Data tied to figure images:
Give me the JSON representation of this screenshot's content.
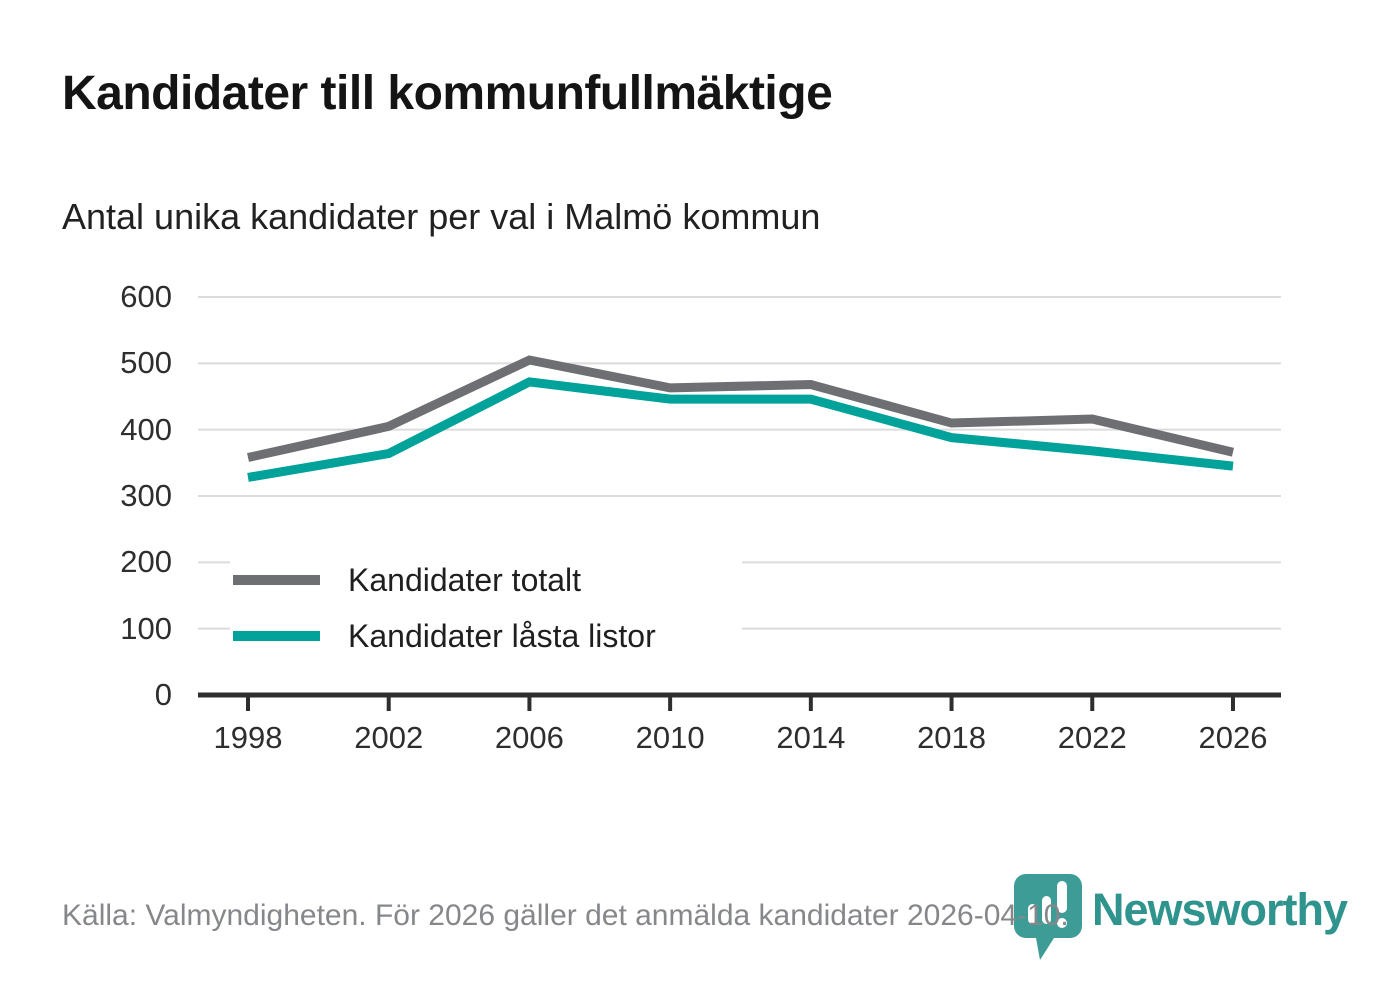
{
  "title": "Kandidater till kommunfullmäktige",
  "subtitle": "Antal unika kandidater per val i Malmö kommun",
  "footer": {
    "source_text": "Källa: Valmyndigheten. För 2026 gäller det anmälda kandidater 2026-04-10."
  },
  "branding": {
    "logo_text": "Newsworthy",
    "logo_icon": "bar-chart-pin-icon",
    "wordmark_color": "#2f948d",
    "pin_color": "#3d9d96"
  },
  "colors": {
    "background": "#ffffff",
    "gridline": "#dcdcdc",
    "axis": "#2e2e2e",
    "series_total": "#6e6f72",
    "series_locked": "#00a29a",
    "footer_text": "#85878a"
  },
  "chart_data": {
    "type": "line",
    "title": "Kandidater till kommunfullmäktige",
    "subtitle": "Antal unika kandidater per val i Malmö kommun",
    "categories": [
      "1998",
      "2002",
      "2006",
      "2010",
      "2014",
      "2018",
      "2022",
      "2026"
    ],
    "series": [
      {
        "name": "Kandidater totalt",
        "color": "#6e6f72",
        "values": [
          358,
          405,
          505,
          463,
          468,
          410,
          416,
          366
        ]
      },
      {
        "name": "Kandidater låsta listor",
        "color": "#00a29a",
        "values": [
          328,
          364,
          472,
          446,
          446,
          388,
          368,
          345
        ]
      }
    ],
    "xlabel": "",
    "ylabel": "",
    "ylim": [
      0,
      600
    ],
    "yticks": [
      0,
      100,
      200,
      300,
      400,
      500,
      600
    ],
    "grid": "horizontal",
    "legend_position": "inside-left-bottom"
  }
}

■ **THE TASK**:
Make an exact copy of the records above, with the pictures left out.

■ **OUTPUT OF THE TASK**:
Give me the JSON representation of this screenshot's content.
{
  "title": "Kandidater till kommunfullmäktige",
  "subtitle": "Antal unika kandidater per val i Malmö kommun",
  "footer": {
    "source_text": "Källa: Valmyndigheten. För 2026 gäller det anmälda kandidater 2026-04-10."
  },
  "branding": {
    "logo_text": "Newsworthy",
    "logo_icon": "bar-chart-pin-icon",
    "wordmark_color": "#2f948d",
    "pin_color": "#3d9d96"
  },
  "colors": {
    "background": "#ffffff",
    "gridline": "#dcdcdc",
    "axis": "#2e2e2e",
    "series_total": "#6e6f72",
    "series_locked": "#00a29a",
    "footer_text": "#85878a"
  },
  "chart_data": {
    "type": "line",
    "title": "Kandidater till kommunfullmäktige",
    "subtitle": "Antal unika kandidater per val i Malmö kommun",
    "categories": [
      "1998",
      "2002",
      "2006",
      "2010",
      "2014",
      "2018",
      "2022",
      "2026"
    ],
    "series": [
      {
        "name": "Kandidater totalt",
        "color": "#6e6f72",
        "values": [
          358,
          405,
          505,
          463,
          468,
          410,
          416,
          366
        ]
      },
      {
        "name": "Kandidater låsta listor",
        "color": "#00a29a",
        "values": [
          328,
          364,
          472,
          446,
          446,
          388,
          368,
          345
        ]
      }
    ],
    "xlabel": "",
    "ylabel": "",
    "ylim": [
      0,
      600
    ],
    "yticks": [
      0,
      100,
      200,
      300,
      400,
      500,
      600
    ],
    "grid": "horizontal",
    "legend_position": "inside-left-bottom"
  }
}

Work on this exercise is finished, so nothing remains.